> [TASK INSTRUCTIONS]: Report the count of lines that carry the string "principal", and add nothing.

> [GIVEN RECORDS]:
※

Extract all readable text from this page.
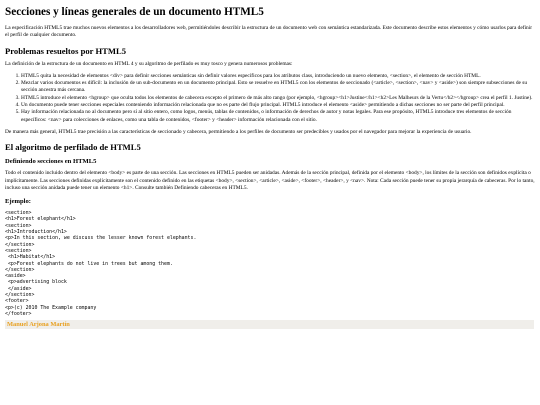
Secciones y líneas generales de un documento HTML5

La especificación HTML5 trae muchos nuevos elementos a los desarrolladores web, permitiéndoles describir la estructura de un documento web con semántica estandarizada. Este documento describe estos elementos y cómo usarlos para definir el perfil de cualquier documento.

Problemas resueltos por HTML5

La definición de la estructura de un documento en HTML 4 y su algoritmo de perfilado es muy tosco y genera numerosos problemas:

1. HTML5 quita la necesidad de elementos <div> para definir secciones semánticas sin definir valores específicos para los atributos class, introduciendo un nuevo elemento, <section>, el elemento de sección HTML.
2. Mezclar varios documentos es difícil: la inclusión de un sub-documento en un documento principal. Esto se resuelve en HTML5 con los elementos de seccionado (<article>, <section>, <nav> y <aside>) son siempre subsecciones de su sección ancestra más cercana.
3. HTML5 introduce el elemento <hgroup> que oculta todos los elementos de cabecera excepto el primero de más alto rango (por ejemplo, <hgroup><h1>Justine</h1><h2>Les Malheurs de la Vertu</h2></hgroup> crea el perfil 1. Justine).
4. Un documento puede tener secciones especiales conteniendo información relacionada que no es parte del flujo principal. HTML5 introduce el elemento <aside> permitiendo a dichas secciones no ser parte del perfil principal.
5. Hay información relacionada no al documento pero sí al sitio entero, como logos, menús, tablas de contenidos, o información de derechos de autor y notas legales. Para ese propósito, HTML5 introduce tres elementos de sección específicos: <nav> para colecciones de enlaces, como una tabla de contenidos, <footer> y <header> información relacionada con el sitio.

De manera más general, HTML5 trae precisión a las características de seccionado y cabecera, permitiendo a los perfiles de documento ser predecibles y usados por el navegador para mejorar la experiencia de usuario.

El algoritmo de perfilado de HTML5
Definiendo secciones en HTML5

Todo el contenido incluido dentro del elemento <body> es parte de una sección. Las secciones en HTML5 pueden ser anidadas. Además de la sección principal, definida por el elemento <body>, los límites de la sección son definidos explícita o implícitamente. Las secciones definidas explícitamente son el contenido definido en las etiquetas <body>, <section>, <article>, <aside>, <footer>, <header>, y <nav>. Nota: Cada sección puede tener su propia jerarquía de cabeceras. Por lo tanto, incluso una sección anidada puede tener un elemento <h1>. Consulte también Definiendo cabeceras en HTML5.

Ejemplo:
<section>
<h1>Forest elephant</h1>
<section>
<h1>Introduction</h1>
<p>In this section, we discuss the lesser known forest elephants.
</section>
<section>
<h1>Habitat</h1>
<p>Forest elephants do not live in trees but among them.
</section>
<aside>
<p>advertising block
</aside>
</section>
<footer>
<p>(c) 2010 The Example company
</footer>
Manuel Arjona Martín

※

> [COMPLETED TASK]: 3